Problem to work on: Repeat the records below exactly.

* start Data for this exercise *

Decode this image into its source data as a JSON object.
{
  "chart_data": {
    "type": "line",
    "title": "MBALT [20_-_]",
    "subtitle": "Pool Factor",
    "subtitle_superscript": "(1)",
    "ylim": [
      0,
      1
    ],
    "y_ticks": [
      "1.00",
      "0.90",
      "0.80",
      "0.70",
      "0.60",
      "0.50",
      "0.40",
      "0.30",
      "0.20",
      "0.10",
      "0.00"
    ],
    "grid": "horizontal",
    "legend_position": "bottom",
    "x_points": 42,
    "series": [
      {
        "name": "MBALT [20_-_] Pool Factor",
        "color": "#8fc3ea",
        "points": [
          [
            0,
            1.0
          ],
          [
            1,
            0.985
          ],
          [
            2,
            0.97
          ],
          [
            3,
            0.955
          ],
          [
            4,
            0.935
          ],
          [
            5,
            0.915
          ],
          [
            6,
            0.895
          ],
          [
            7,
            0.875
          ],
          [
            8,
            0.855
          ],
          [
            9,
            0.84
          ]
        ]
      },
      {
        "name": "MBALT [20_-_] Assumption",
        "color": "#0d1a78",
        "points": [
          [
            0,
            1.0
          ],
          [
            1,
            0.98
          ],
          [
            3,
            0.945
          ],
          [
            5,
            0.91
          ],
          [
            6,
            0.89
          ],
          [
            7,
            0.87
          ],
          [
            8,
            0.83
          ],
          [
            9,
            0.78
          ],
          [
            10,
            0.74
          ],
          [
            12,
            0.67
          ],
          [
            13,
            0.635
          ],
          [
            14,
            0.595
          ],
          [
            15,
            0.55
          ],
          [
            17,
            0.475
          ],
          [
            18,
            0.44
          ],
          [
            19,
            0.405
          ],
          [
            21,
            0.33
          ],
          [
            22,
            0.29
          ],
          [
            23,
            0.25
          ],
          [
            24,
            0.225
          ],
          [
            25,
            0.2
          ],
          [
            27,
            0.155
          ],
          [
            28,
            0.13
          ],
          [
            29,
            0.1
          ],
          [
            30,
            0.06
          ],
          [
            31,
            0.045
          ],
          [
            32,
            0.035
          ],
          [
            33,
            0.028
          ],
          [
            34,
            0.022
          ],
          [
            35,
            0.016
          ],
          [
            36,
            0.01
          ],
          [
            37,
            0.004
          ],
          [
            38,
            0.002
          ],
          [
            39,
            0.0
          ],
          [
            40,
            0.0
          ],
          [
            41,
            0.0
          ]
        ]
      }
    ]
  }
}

* end Data for this exercise *

Exercise answer:
Decode this image into its source data as a JSON object.
{
  "chart_data": {
    "type": "line",
    "title": "MBALT [20_-_]",
    "subtitle": "Pool Factor",
    "subtitle_superscript": "(1)",
    "ylim": [
      0,
      1
    ],
    "y_ticks": [
      "1.00",
      "0.90",
      "0.80",
      "0.70",
      "0.60",
      "0.50",
      "0.40",
      "0.30",
      "0.20",
      "0.10",
      "0.00"
    ],
    "grid": "horizontal",
    "legend_position": "bottom",
    "x_points": 42,
    "series": [
      {
        "name": "MBALT [20_-_] Pool Factor",
        "color": "#8fc3ea",
        "points": [
          [
            0,
            1.0
          ],
          [
            1,
            0.985
          ],
          [
            2,
            0.97
          ],
          [
            3,
            0.955
          ],
          [
            4,
            0.935
          ],
          [
            5,
            0.915
          ],
          [
            6,
            0.895
          ],
          [
            7,
            0.875
          ],
          [
            8,
            0.855
          ],
          [
            9,
            0.84
          ]
        ]
      },
      {
        "name": "MBALT [20_-_] Assumption",
        "color": "#0d1a78",
        "points": [
          [
            0,
            1.0
          ],
          [
            1,
            0.98
          ],
          [
            3,
            0.945
          ],
          [
            5,
            0.91
          ],
          [
            6,
            0.89
          ],
          [
            7,
            0.87
          ],
          [
            8,
            0.83
          ],
          [
            9,
            0.78
          ],
          [
            10,
            0.74
          ],
          [
            12,
            0.67
          ],
          [
            13,
            0.635
          ],
          [
            14,
            0.595
          ],
          [
            15,
            0.55
          ],
          [
            17,
            0.475
          ],
          [
            18,
            0.44
          ],
          [
            19,
            0.405
          ],
          [
            21,
            0.33
          ],
          [
            22,
            0.29
          ],
          [
            23,
            0.25
          ],
          [
            24,
            0.225
          ],
          [
            25,
            0.2
          ],
          [
            27,
            0.155
          ],
          [
            28,
            0.13
          ],
          [
            29,
            0.1
          ],
          [
            30,
            0.06
          ],
          [
            31,
            0.045
          ],
          [
            32,
            0.035
          ],
          [
            33,
            0.028
          ],
          [
            34,
            0.022
          ],
          [
            35,
            0.016
          ],
          [
            36,
            0.01
          ],
          [
            37,
            0.004
          ],
          [
            38,
            0.002
          ],
          [
            39,
            0.0
          ],
          [
            40,
            0.0
          ],
          [
            41,
            0.0
          ]
        ]
      }
    ]
  }
}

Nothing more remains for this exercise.